> _Exercise requirements_:
Please quote the rows below word for word, leaving the pictures out of your answer.

> _Entries supplied_:
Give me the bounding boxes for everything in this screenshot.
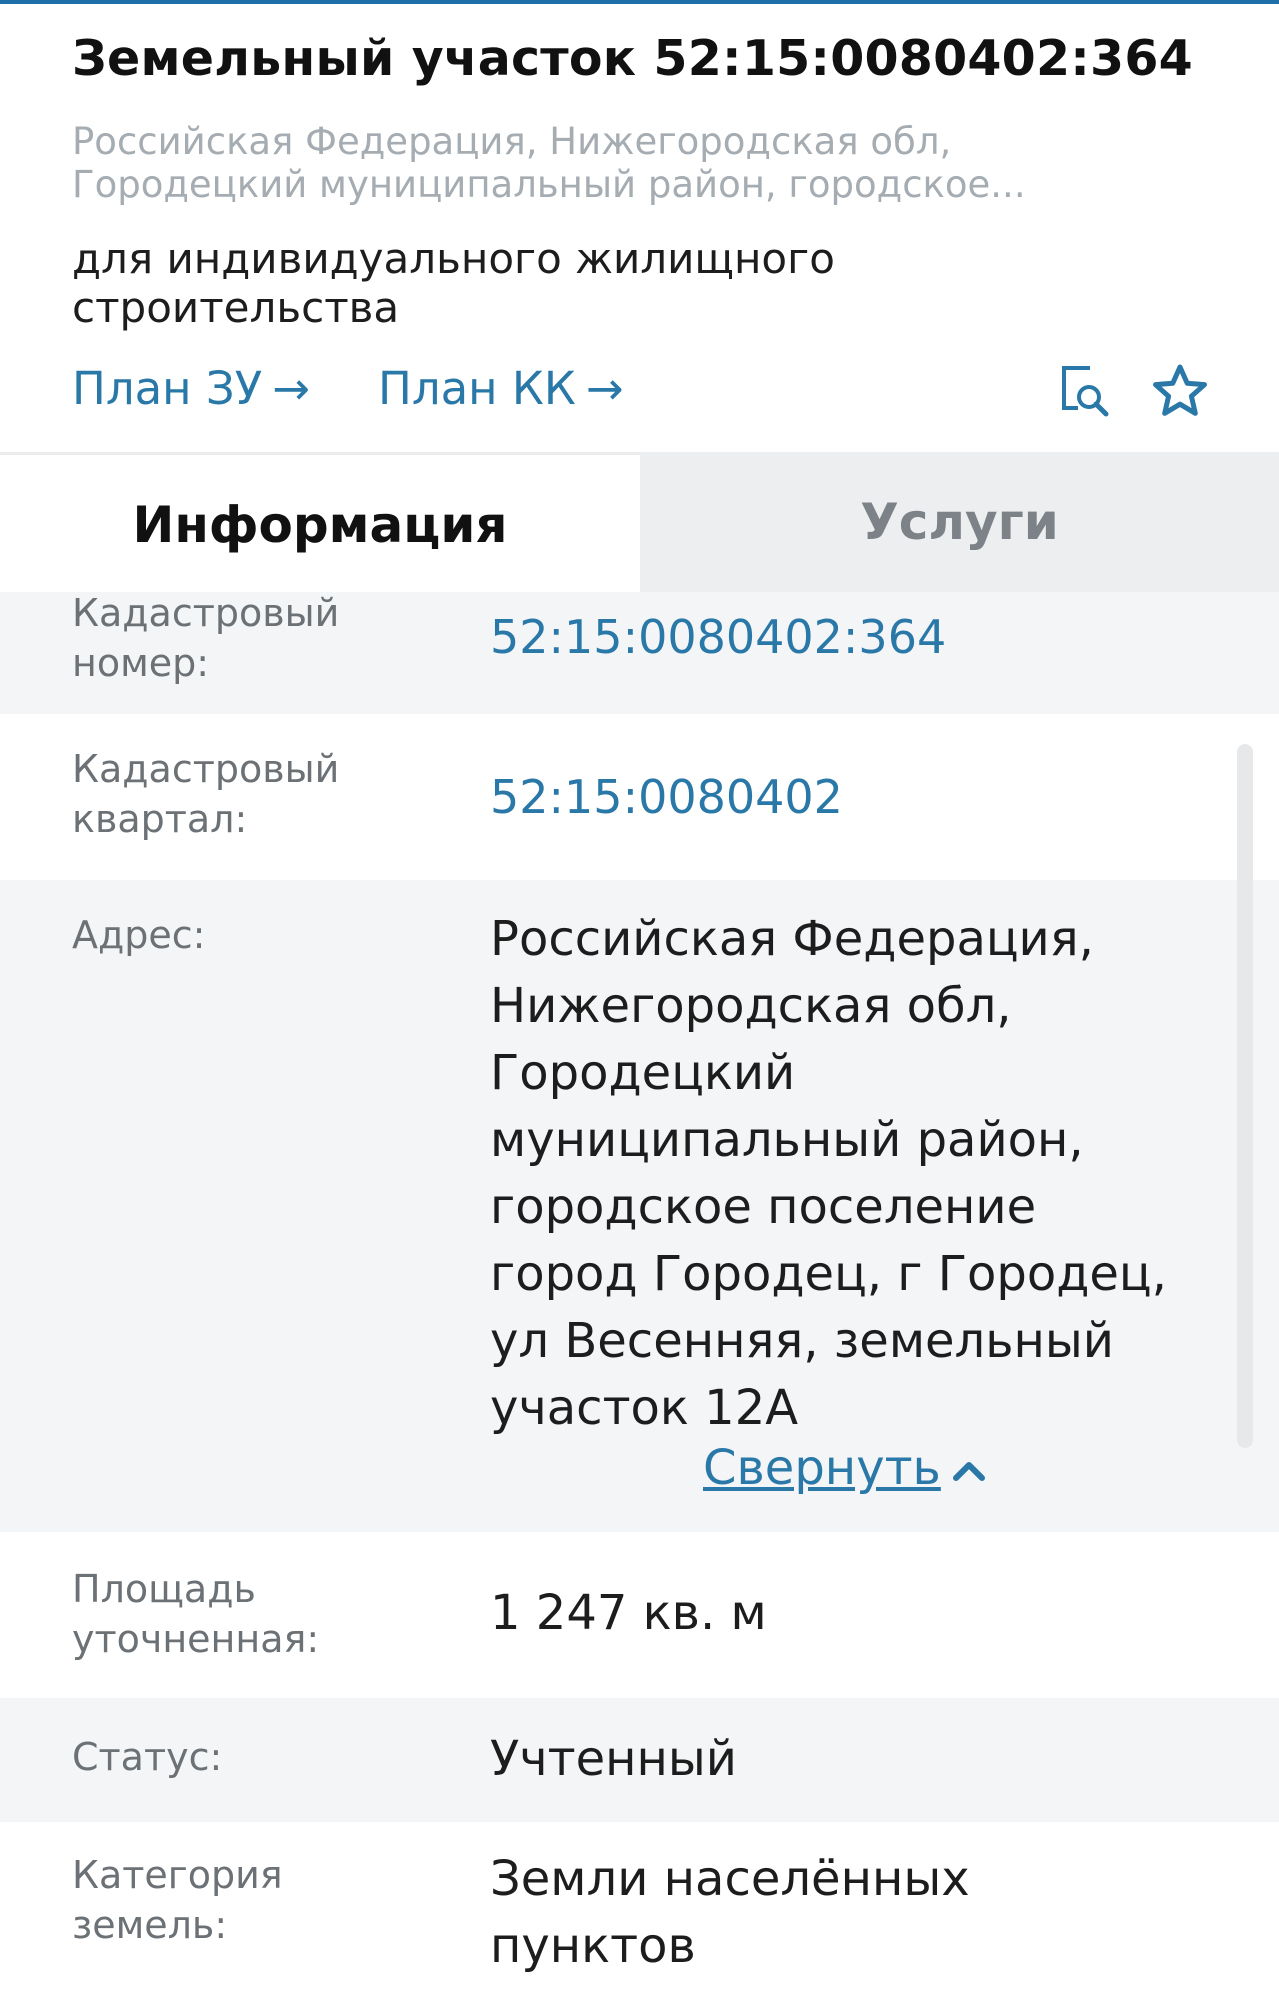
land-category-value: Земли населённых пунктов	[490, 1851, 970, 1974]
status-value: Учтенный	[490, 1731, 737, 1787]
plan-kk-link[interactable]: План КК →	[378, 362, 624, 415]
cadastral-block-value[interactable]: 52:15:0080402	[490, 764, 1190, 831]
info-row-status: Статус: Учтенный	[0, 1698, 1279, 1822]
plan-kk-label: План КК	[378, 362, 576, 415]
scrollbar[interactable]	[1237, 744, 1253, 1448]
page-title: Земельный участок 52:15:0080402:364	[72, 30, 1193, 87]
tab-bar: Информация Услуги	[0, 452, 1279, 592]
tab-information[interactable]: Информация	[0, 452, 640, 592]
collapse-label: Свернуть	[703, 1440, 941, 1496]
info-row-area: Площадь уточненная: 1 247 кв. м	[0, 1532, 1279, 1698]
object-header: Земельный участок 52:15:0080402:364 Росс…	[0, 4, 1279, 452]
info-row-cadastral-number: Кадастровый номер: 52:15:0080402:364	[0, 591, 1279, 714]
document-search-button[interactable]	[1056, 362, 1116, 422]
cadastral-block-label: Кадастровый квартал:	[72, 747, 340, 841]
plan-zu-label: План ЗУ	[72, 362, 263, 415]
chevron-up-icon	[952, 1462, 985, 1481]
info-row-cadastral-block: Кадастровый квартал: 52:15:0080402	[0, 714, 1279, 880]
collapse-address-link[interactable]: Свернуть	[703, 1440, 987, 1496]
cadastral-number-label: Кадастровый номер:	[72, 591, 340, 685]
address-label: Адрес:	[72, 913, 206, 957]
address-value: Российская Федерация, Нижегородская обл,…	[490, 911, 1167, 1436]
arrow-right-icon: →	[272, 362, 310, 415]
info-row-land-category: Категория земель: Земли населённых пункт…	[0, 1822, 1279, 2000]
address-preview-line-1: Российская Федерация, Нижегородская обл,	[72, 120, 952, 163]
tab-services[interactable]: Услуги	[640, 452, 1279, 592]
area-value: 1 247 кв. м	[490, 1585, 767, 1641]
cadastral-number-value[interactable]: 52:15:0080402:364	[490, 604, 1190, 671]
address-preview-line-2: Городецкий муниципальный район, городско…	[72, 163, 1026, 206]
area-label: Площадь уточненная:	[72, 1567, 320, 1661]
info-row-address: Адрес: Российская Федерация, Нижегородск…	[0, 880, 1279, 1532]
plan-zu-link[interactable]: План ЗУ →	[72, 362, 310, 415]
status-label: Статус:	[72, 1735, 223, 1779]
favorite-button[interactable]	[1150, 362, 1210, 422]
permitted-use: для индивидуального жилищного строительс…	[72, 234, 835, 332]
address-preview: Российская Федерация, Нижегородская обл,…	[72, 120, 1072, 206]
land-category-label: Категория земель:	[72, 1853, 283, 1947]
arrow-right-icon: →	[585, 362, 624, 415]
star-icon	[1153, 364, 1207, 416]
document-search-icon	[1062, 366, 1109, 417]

> _Written response_:
Give me the bounding boxes for everything in this screenshot.
land-category-value: Земли населённых пунктов	[490, 1851, 970, 1974]
status-value: Учтенный	[490, 1731, 737, 1787]
plan-kk-link[interactable]: План КК →	[378, 362, 624, 415]
cadastral-block-value[interactable]: 52:15:0080402	[490, 764, 1190, 831]
info-row-status: Статус: Учтенный	[0, 1698, 1279, 1822]
plan-kk-label: План КК	[378, 362, 576, 415]
scrollbar[interactable]	[1237, 744, 1253, 1448]
page-title: Земельный участок 52:15:0080402:364	[72, 30, 1193, 87]
tab-bar: Информация Услуги	[0, 452, 1279, 592]
tab-information[interactable]: Информация	[0, 452, 640, 592]
collapse-label: Свернуть	[703, 1440, 941, 1496]
info-row-area: Площадь уточненная: 1 247 кв. м	[0, 1532, 1279, 1698]
object-header: Земельный участок 52:15:0080402:364 Росс…	[0, 4, 1279, 452]
info-row-cadastral-number: Кадастровый номер: 52:15:0080402:364	[0, 591, 1279, 714]
document-search-button[interactable]	[1056, 362, 1116, 422]
cadastral-block-label: Кадастровый квартал:	[72, 747, 340, 841]
plan-zu-label: План ЗУ	[72, 362, 263, 415]
chevron-up-icon	[952, 1462, 985, 1481]
info-row-cadastral-block: Кадастровый квартал: 52:15:0080402	[0, 714, 1279, 880]
collapse-address-link[interactable]: Свернуть	[703, 1440, 987, 1496]
cadastral-number-label: Кадастровый номер:	[72, 591, 340, 685]
address-label: Адрес:	[72, 913, 206, 957]
address-value: Российская Федерация, Нижегородская обл,…	[490, 911, 1167, 1436]
arrow-right-icon: →	[272, 362, 310, 415]
info-row-land-category: Категория земель: Земли населённых пункт…	[0, 1822, 1279, 2000]
address-preview-line-1: Российская Федерация, Нижегородская обл,	[72, 120, 952, 163]
tab-services[interactable]: Услуги	[640, 452, 1279, 592]
area-value: 1 247 кв. м	[490, 1585, 767, 1641]
cadastral-number-value[interactable]: 52:15:0080402:364	[490, 604, 1190, 671]
address-preview-line-2: Городецкий муниципальный район, городско…	[72, 163, 1026, 206]
area-label: Площадь уточненная:	[72, 1567, 320, 1661]
info-row-address: Адрес: Российская Федерация, Нижегородск…	[0, 880, 1279, 1532]
plan-zu-link[interactable]: План ЗУ →	[72, 362, 310, 415]
status-label: Статус:	[72, 1735, 223, 1779]
favorite-button[interactable]	[1150, 362, 1210, 422]
permitted-use: для индивидуального жилищного строительс…	[72, 234, 835, 332]
address-preview: Российская Федерация, Нижегородская обл,…	[72, 120, 1072, 206]
land-category-label: Категория земель:	[72, 1853, 283, 1947]
arrow-right-icon: →	[585, 362, 624, 415]
star-icon	[1153, 364, 1207, 416]
document-search-icon	[1062, 366, 1109, 417]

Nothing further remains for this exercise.